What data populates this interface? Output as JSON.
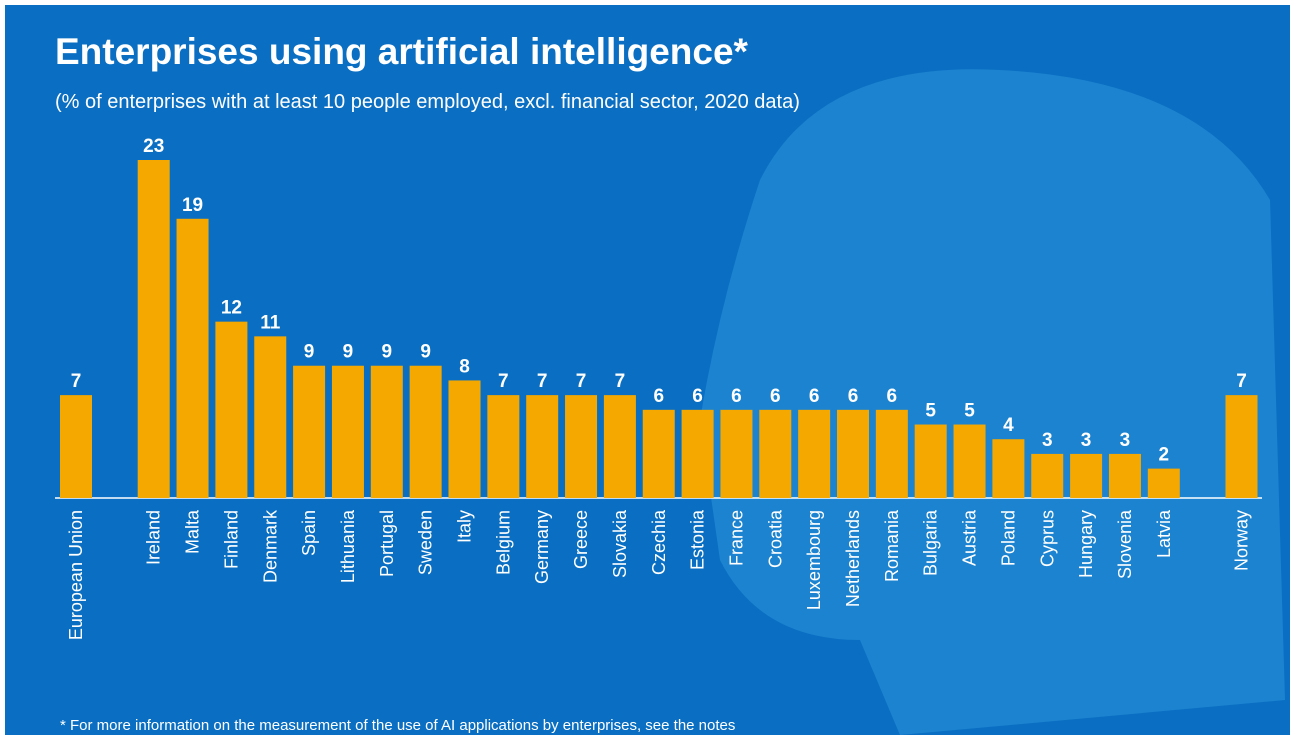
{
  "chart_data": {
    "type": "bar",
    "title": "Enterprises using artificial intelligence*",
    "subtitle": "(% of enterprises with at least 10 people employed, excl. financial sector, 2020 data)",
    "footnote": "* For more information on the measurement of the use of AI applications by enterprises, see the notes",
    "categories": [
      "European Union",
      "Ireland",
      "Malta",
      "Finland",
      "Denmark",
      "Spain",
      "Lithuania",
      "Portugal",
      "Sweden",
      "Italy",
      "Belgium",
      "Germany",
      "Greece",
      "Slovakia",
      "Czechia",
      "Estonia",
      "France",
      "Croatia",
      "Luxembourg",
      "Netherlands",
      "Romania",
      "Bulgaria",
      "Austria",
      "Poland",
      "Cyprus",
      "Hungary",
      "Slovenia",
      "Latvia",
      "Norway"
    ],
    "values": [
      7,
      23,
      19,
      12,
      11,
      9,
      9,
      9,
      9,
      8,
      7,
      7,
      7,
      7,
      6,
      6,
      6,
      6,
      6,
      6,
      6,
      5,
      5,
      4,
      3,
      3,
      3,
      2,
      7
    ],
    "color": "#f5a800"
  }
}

__EXERCISE__.
Print all of the entries word for word. Omit the pictures they contain.

__IN RESPONSE__.
What data populates this interface? Output as JSON.
{
  "chart_data": {
    "type": "bar",
    "title": "Enterprises using artificial intelligence*",
    "subtitle": "(% of enterprises with at least 10 people employed, excl. financial sector, 2020 data)",
    "footnote": "* For more information on the measurement of the use of AI applications by enterprises, see the notes",
    "categories": [
      "European Union",
      "Ireland",
      "Malta",
      "Finland",
      "Denmark",
      "Spain",
      "Lithuania",
      "Portugal",
      "Sweden",
      "Italy",
      "Belgium",
      "Germany",
      "Greece",
      "Slovakia",
      "Czechia",
      "Estonia",
      "France",
      "Croatia",
      "Luxembourg",
      "Netherlands",
      "Romania",
      "Bulgaria",
      "Austria",
      "Poland",
      "Cyprus",
      "Hungary",
      "Slovenia",
      "Latvia",
      "Norway"
    ],
    "values": [
      7,
      23,
      19,
      12,
      11,
      9,
      9,
      9,
      9,
      8,
      7,
      7,
      7,
      7,
      6,
      6,
      6,
      6,
      6,
      6,
      6,
      5,
      5,
      4,
      3,
      3,
      3,
      2,
      7
    ],
    "color": "#f5a800"
  }
}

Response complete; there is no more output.